Repeat all entries exactly.

^^^^^^^^

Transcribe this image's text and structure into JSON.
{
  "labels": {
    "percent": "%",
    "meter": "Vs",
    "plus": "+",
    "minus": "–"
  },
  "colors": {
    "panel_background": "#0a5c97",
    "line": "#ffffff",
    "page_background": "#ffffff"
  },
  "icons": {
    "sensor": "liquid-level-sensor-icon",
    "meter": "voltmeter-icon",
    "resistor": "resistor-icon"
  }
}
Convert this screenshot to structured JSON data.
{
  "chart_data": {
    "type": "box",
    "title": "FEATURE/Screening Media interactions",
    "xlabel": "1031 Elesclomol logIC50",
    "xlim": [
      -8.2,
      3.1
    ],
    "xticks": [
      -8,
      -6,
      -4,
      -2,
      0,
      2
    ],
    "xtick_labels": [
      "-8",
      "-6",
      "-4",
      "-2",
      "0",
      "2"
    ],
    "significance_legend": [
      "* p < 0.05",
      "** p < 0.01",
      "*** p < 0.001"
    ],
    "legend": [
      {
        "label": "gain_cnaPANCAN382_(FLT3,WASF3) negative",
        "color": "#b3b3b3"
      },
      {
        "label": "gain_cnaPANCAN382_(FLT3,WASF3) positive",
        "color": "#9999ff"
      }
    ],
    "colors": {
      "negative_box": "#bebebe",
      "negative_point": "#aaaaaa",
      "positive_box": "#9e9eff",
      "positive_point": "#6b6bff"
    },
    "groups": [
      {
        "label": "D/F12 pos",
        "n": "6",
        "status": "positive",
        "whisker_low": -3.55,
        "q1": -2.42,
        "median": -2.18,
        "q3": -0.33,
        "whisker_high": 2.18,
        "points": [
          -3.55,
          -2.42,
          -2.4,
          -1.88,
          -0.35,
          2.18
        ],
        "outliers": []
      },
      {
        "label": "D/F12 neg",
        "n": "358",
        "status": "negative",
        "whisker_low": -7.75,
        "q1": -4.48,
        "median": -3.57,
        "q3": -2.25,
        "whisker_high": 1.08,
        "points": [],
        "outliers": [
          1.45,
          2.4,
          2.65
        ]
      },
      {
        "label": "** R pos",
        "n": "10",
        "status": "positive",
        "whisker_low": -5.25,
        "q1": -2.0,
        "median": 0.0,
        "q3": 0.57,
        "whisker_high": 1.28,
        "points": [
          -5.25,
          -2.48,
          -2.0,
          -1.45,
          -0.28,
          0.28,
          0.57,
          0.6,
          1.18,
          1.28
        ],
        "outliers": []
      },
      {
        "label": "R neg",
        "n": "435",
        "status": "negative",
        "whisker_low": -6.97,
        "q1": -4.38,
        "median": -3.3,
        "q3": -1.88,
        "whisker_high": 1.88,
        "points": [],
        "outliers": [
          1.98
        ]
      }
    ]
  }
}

^^^^^^^^

> [CORRECT OUTPUT]
Transcribe this image's text and structure into JSON.
{
  "labels": {
    "percent": "%",
    "meter": "Vs",
    "plus": "+",
    "minus": "–"
  },
  "colors": {
    "panel_background": "#0a5c97",
    "line": "#ffffff",
    "page_background": "#ffffff"
  },
  "icons": {
    "sensor": "liquid-level-sensor-icon",
    "meter": "voltmeter-icon",
    "resistor": "resistor-icon"
  }
}
Convert this screenshot to structured JSON data.
{
  "chart_data": {
    "type": "box",
    "title": "FEATURE/Screening Media interactions",
    "xlabel": "1031 Elesclomol logIC50",
    "xlim": [
      -8.2,
      3.1
    ],
    "xticks": [
      -8,
      -6,
      -4,
      -2,
      0,
      2
    ],
    "xtick_labels": [
      "-8",
      "-6",
      "-4",
      "-2",
      "0",
      "2"
    ],
    "significance_legend": [
      "* p < 0.05",
      "** p < 0.01",
      "*** p < 0.001"
    ],
    "legend": [
      {
        "label": "gain_cnaPANCAN382_(FLT3,WASF3) negative",
        "color": "#b3b3b3"
      },
      {
        "label": "gain_cnaPANCAN382_(FLT3,WASF3) positive",
        "color": "#9999ff"
      }
    ],
    "colors": {
      "negative_box": "#bebebe",
      "negative_point": "#aaaaaa",
      "positive_box": "#9e9eff",
      "positive_point": "#6b6bff"
    },
    "groups": [
      {
        "label": "D/F12 pos",
        "n": "6",
        "status": "positive",
        "whisker_low": -3.55,
        "q1": -2.42,
        "median": -2.18,
        "q3": -0.33,
        "whisker_high": 2.18,
        "points": [
          -3.55,
          -2.42,
          -2.4,
          -1.88,
          -0.35,
          2.18
        ],
        "outliers": []
      },
      {
        "label": "D/F12 neg",
        "n": "358",
        "status": "negative",
        "whisker_low": -7.75,
        "q1": -4.48,
        "median": -3.57,
        "q3": -2.25,
        "whisker_high": 1.08,
        "points": [],
        "outliers": [
          1.45,
          2.4,
          2.65
        ]
      },
      {
        "label": "** R pos",
        "n": "10",
        "status": "positive",
        "whisker_low": -5.25,
        "q1": -2.0,
        "median": 0.0,
        "q3": 0.57,
        "whisker_high": 1.28,
        "points": [
          -5.25,
          -2.48,
          -2.0,
          -1.45,
          -0.28,
          0.28,
          0.57,
          0.6,
          1.18,
          1.28
        ],
        "outliers": []
      },
      {
        "label": "R neg",
        "n": "435",
        "status": "negative",
        "whisker_low": -6.97,
        "q1": -4.38,
        "median": -3.3,
        "q3": -1.88,
        "whisker_high": 1.88,
        "points": [],
        "outliers": [
          1.98
        ]
      }
    ]
  }
}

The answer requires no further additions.